— Aim of the exercise —
Write out every record below exactly as it appears.

Collected data entries:
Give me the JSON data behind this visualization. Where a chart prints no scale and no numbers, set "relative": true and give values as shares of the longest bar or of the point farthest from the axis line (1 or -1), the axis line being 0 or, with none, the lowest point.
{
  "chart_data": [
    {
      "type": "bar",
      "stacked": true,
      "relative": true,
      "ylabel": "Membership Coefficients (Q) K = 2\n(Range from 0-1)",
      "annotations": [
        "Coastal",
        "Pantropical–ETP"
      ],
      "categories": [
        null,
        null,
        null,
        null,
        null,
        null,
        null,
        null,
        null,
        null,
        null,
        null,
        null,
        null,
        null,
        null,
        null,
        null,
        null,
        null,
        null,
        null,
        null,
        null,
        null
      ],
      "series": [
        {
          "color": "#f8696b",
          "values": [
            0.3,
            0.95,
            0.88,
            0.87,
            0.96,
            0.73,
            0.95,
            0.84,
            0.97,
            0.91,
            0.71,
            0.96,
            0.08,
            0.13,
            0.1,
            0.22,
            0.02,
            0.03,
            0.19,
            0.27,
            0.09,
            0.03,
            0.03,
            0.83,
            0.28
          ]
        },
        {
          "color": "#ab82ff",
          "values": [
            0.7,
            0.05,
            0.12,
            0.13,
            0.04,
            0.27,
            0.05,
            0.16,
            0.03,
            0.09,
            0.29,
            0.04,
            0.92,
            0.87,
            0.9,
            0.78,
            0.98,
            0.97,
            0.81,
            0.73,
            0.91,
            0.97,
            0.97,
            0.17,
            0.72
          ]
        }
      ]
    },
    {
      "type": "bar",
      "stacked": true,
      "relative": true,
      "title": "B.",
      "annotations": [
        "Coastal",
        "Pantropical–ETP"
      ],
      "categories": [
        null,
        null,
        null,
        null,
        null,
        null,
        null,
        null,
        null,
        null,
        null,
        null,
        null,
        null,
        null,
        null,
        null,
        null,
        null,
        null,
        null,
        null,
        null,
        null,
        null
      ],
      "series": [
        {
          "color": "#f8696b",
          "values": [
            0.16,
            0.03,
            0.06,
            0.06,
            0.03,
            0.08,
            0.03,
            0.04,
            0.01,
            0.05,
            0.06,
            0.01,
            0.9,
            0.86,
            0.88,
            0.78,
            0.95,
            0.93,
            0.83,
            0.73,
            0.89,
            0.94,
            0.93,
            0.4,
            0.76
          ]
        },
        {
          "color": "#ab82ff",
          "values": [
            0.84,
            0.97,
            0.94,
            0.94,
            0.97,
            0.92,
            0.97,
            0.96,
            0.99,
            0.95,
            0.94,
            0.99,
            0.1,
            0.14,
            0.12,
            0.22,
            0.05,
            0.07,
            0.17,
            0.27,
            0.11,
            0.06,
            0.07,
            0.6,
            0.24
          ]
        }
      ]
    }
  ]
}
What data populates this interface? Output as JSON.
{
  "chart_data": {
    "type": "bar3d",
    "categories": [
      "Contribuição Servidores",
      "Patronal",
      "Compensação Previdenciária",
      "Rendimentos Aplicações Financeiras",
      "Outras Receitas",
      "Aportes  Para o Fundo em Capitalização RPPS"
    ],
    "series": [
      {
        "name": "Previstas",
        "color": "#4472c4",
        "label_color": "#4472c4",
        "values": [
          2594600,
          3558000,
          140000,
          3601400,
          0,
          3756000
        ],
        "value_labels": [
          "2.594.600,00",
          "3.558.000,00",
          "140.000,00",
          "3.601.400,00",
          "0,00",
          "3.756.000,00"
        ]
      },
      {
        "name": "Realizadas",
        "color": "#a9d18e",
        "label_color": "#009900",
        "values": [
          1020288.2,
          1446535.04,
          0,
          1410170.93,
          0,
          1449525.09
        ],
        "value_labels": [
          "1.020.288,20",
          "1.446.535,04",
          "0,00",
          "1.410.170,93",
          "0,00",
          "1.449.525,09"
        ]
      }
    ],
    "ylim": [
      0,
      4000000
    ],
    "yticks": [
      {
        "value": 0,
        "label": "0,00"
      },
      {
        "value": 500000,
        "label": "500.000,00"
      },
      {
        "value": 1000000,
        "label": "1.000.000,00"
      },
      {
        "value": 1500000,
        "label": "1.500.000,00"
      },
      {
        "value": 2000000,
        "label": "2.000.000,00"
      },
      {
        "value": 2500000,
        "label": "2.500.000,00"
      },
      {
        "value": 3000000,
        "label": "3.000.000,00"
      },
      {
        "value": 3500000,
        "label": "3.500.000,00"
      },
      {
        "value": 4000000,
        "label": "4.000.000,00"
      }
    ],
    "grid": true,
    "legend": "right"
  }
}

— Result of the exercise —
Give me the JSON data behind this visualization. Where a chart prints no scale and no numbers, set "relative": true and give values as shares of the longest bar or of the point farthest from the axis line (1 or -1), the axis line being 0 or, with none, the lowest point.
{
  "chart_data": [
    {
      "type": "bar",
      "stacked": true,
      "relative": true,
      "ylabel": "Membership Coefficients (Q) K = 2\n(Range from 0-1)",
      "annotations": [
        "Coastal",
        "Pantropical–ETP"
      ],
      "categories": [
        null,
        null,
        null,
        null,
        null,
        null,
        null,
        null,
        null,
        null,
        null,
        null,
        null,
        null,
        null,
        null,
        null,
        null,
        null,
        null,
        null,
        null,
        null,
        null,
        null
      ],
      "series": [
        {
          "color": "#f8696b",
          "values": [
            0.3,
            0.95,
            0.88,
            0.87,
            0.96,
            0.73,
            0.95,
            0.84,
            0.97,
            0.91,
            0.71,
            0.96,
            0.08,
            0.13,
            0.1,
            0.22,
            0.02,
            0.03,
            0.19,
            0.27,
            0.09,
            0.03,
            0.03,
            0.83,
            0.28
          ]
        },
        {
          "color": "#ab82ff",
          "values": [
            0.7,
            0.05,
            0.12,
            0.13,
            0.04,
            0.27,
            0.05,
            0.16,
            0.03,
            0.09,
            0.29,
            0.04,
            0.92,
            0.87,
            0.9,
            0.78,
            0.98,
            0.97,
            0.81,
            0.73,
            0.91,
            0.97,
            0.97,
            0.17,
            0.72
          ]
        }
      ]
    },
    {
      "type": "bar",
      "stacked": true,
      "relative": true,
      "title": "B.",
      "annotations": [
        "Coastal",
        "Pantropical–ETP"
      ],
      "categories": [
        null,
        null,
        null,
        null,
        null,
        null,
        null,
        null,
        null,
        null,
        null,
        null,
        null,
        null,
        null,
        null,
        null,
        null,
        null,
        null,
        null,
        null,
        null,
        null,
        null
      ],
      "series": [
        {
          "color": "#f8696b",
          "values": [
            0.16,
            0.03,
            0.06,
            0.06,
            0.03,
            0.08,
            0.03,
            0.04,
            0.01,
            0.05,
            0.06,
            0.01,
            0.9,
            0.86,
            0.88,
            0.78,
            0.95,
            0.93,
            0.83,
            0.73,
            0.89,
            0.94,
            0.93,
            0.4,
            0.76
          ]
        },
        {
          "color": "#ab82ff",
          "values": [
            0.84,
            0.97,
            0.94,
            0.94,
            0.97,
            0.92,
            0.97,
            0.96,
            0.99,
            0.95,
            0.94,
            0.99,
            0.1,
            0.14,
            0.12,
            0.22,
            0.05,
            0.07,
            0.17,
            0.27,
            0.11,
            0.06,
            0.07,
            0.6,
            0.24
          ]
        }
      ]
    }
  ]
}
What data populates this interface? Output as JSON.
{
  "chart_data": {
    "type": "bar3d",
    "categories": [
      "Contribuição Servidores",
      "Patronal",
      "Compensação Previdenciária",
      "Rendimentos Aplicações Financeiras",
      "Outras Receitas",
      "Aportes  Para o Fundo em Capitalização RPPS"
    ],
    "series": [
      {
        "name": "Previstas",
        "color": "#4472c4",
        "label_color": "#4472c4",
        "values": [
          2594600,
          3558000,
          140000,
          3601400,
          0,
          3756000
        ],
        "value_labels": [
          "2.594.600,00",
          "3.558.000,00",
          "140.000,00",
          "3.601.400,00",
          "0,00",
          "3.756.000,00"
        ]
      },
      {
        "name": "Realizadas",
        "color": "#a9d18e",
        "label_color": "#009900",
        "values": [
          1020288.2,
          1446535.04,
          0,
          1410170.93,
          0,
          1449525.09
        ],
        "value_labels": [
          "1.020.288,20",
          "1.446.535,04",
          "0,00",
          "1.410.170,93",
          "0,00",
          "1.449.525,09"
        ]
      }
    ],
    "ylim": [
      0,
      4000000
    ],
    "yticks": [
      {
        "value": 0,
        "label": "0,00"
      },
      {
        "value": 500000,
        "label": "500.000,00"
      },
      {
        "value": 1000000,
        "label": "1.000.000,00"
      },
      {
        "value": 1500000,
        "label": "1.500.000,00"
      },
      {
        "value": 2000000,
        "label": "2.000.000,00"
      },
      {
        "value": 2500000,
        "label": "2.500.000,00"
      },
      {
        "value": 3000000,
        "label": "3.000.000,00"
      },
      {
        "value": 3500000,
        "label": "3.500.000,00"
      },
      {
        "value": 4000000,
        "label": "4.000.000,00"
      }
    ],
    "grid": true,
    "legend": "right"
  }
}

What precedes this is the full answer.